--- SHORT EXERCISE ---
Repeat every entry word for word, skipping the pictures.

Collection entries:
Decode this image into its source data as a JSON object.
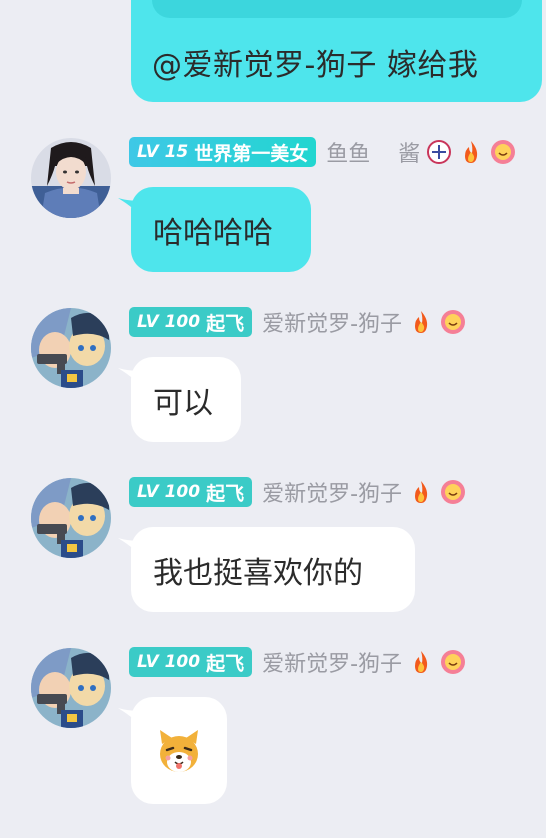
{
  "top_message": {
    "text": "@爱新觉罗-狗子 嫁给我"
  },
  "messages": [
    {
      "badge_level": "LV 15",
      "badge_title": "世界第一美女",
      "nickname": "鱼鱼",
      "nickname_extra": "酱",
      "text": "哈哈哈哈",
      "bubble_color": "#4EE5EC",
      "avatar": "girl-avatar"
    },
    {
      "badge_level": "LV 100",
      "badge_title": "起飞",
      "nickname": "爱新觉罗-狗子",
      "text": "可以",
      "bubble_color": "#FFFFFF",
      "avatar": "cartoon-avatar"
    },
    {
      "badge_level": "LV 100",
      "badge_title": "起飞",
      "nickname": "爱新觉罗-狗子",
      "text": "我也挺喜欢你的",
      "bubble_color": "#FFFFFF",
      "avatar": "cartoon-avatar"
    },
    {
      "badge_level": "LV 100",
      "badge_title": "起飞",
      "nickname": "爱新觉罗-狗子",
      "text": "",
      "sticker": "dog-sticker",
      "bubble_color": "#FFFFFF",
      "avatar": "cartoon-avatar"
    }
  ],
  "colors": {
    "background": "#ECEDF3",
    "accent_bubble": "#4EE5EC",
    "badge": "#3BCBC7",
    "nickname": "#9A9BA3"
  }
}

--- EXERCISE SOLUTION ---
Decode this image into its source data as a JSON object.
{
  "top_message": {
    "text": "@爱新觉罗-狗子 嫁给我"
  },
  "messages": [
    {
      "badge_level": "LV 15",
      "badge_title": "世界第一美女",
      "nickname": "鱼鱼",
      "nickname_extra": "酱",
      "text": "哈哈哈哈",
      "bubble_color": "#4EE5EC",
      "avatar": "girl-avatar"
    },
    {
      "badge_level": "LV 100",
      "badge_title": "起飞",
      "nickname": "爱新觉罗-狗子",
      "text": "可以",
      "bubble_color": "#FFFFFF",
      "avatar": "cartoon-avatar"
    },
    {
      "badge_level": "LV 100",
      "badge_title": "起飞",
      "nickname": "爱新觉罗-狗子",
      "text": "我也挺喜欢你的",
      "bubble_color": "#FFFFFF",
      "avatar": "cartoon-avatar"
    },
    {
      "badge_level": "LV 100",
      "badge_title": "起飞",
      "nickname": "爱新觉罗-狗子",
      "text": "",
      "sticker": "dog-sticker",
      "bubble_color": "#FFFFFF",
      "avatar": "cartoon-avatar"
    }
  ],
  "colors": {
    "background": "#ECEDF3",
    "accent_bubble": "#4EE5EC",
    "badge": "#3BCBC7",
    "nickname": "#9A9BA3"
  }
}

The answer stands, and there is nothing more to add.